RECORDS FOR THIS TASK:
-- START --

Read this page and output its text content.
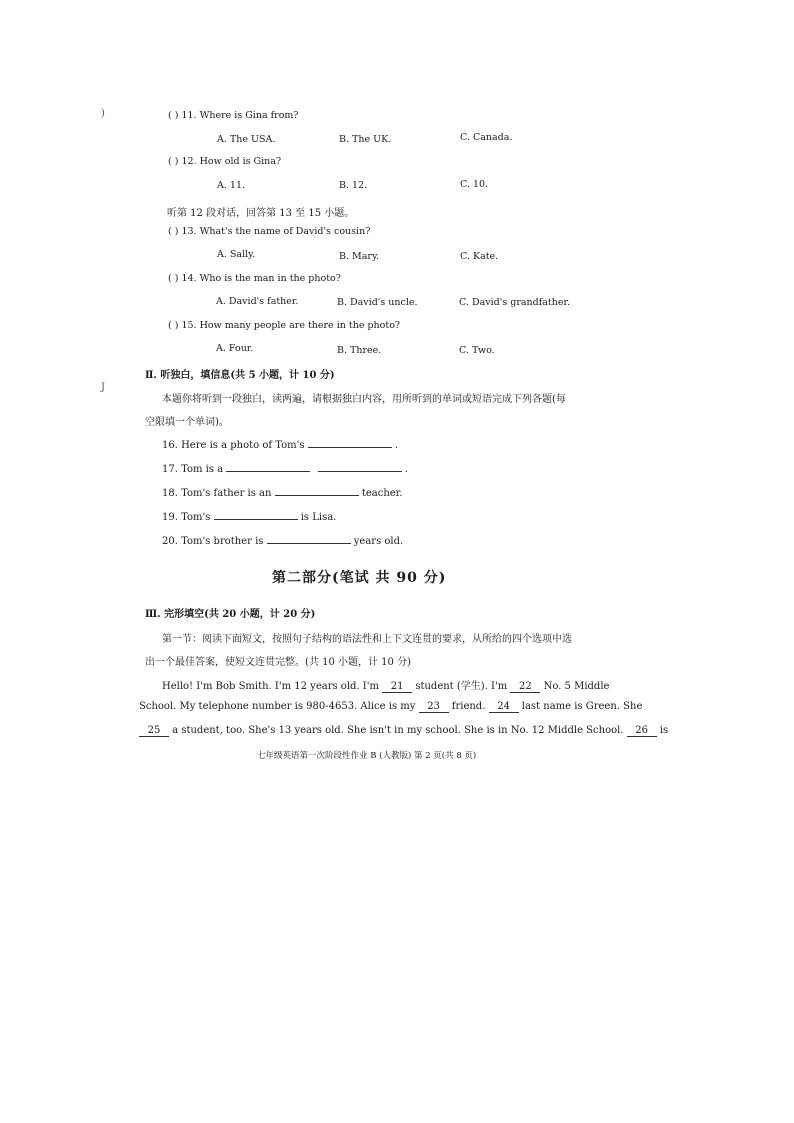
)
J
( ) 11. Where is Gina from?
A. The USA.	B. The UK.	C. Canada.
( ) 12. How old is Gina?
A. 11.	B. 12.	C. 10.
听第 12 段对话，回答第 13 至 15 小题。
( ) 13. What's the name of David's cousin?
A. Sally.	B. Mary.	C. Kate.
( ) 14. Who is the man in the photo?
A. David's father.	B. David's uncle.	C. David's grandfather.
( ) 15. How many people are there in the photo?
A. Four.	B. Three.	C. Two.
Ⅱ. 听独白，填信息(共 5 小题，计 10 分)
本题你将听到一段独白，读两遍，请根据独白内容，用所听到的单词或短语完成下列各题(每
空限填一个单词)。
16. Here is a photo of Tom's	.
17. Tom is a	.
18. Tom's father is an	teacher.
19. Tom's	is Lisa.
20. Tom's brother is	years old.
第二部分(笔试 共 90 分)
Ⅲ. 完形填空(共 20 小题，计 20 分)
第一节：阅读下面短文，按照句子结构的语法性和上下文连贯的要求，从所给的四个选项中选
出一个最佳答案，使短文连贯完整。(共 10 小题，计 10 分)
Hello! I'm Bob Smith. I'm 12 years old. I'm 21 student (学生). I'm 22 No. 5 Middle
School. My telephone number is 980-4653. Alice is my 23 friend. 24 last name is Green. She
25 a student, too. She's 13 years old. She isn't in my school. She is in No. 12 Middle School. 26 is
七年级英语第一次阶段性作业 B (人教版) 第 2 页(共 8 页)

-- END --

WHAT IS BEING ASKED: All records should be output exactly, with the pictures left out.

ANSWER TO THIS TASK:
Read this page and output its text content.
)
J
( ) 11. Where is Gina from?
A. The USA.	B. The UK.	C. Canada.
( ) 12. How old is Gina?
A. 11.	B. 12.	C. 10.
听第 12 段对话，回答第 13 至 15 小题。
( ) 13. What's the name of David's cousin?
A. Sally.	B. Mary.	C. Kate.
( ) 14. Who is the man in the photo?
A. David's father.	B. David's uncle.	C. David's grandfather.
( ) 15. How many people are there in the photo?
A. Four.	B. Three.	C. Two.
Ⅱ. 听独白，填信息(共 5 小题，计 10 分)
本题你将听到一段独白，读两遍，请根据独白内容，用所听到的单词或短语完成下列各题(每
空限填一个单词)。
16. Here is a photo of Tom's	.
17. Tom is a	.
18. Tom's father is an	teacher.
19. Tom's	is Lisa.
20. Tom's brother is	years old.
第二部分(笔试 共 90 分)
Ⅲ. 完形填空(共 20 小题，计 20 分)
第一节：阅读下面短文，按照句子结构的语法性和上下文连贯的要求，从所给的四个选项中选
出一个最佳答案，使短文连贯完整。(共 10 小题，计 10 分)
Hello! I'm Bob Smith. I'm 12 years old. I'm 21 student (学生). I'm 22 No. 5 Middle
School. My telephone number is 980-4653. Alice is my 23 friend. 24 last name is Green. She
25 a student, too. She's 13 years old. She isn't in my school. She is in No. 12 Middle School. 26 is
七年级英语第一次阶段性作业 B (人教版) 第 2 页(共 8 页)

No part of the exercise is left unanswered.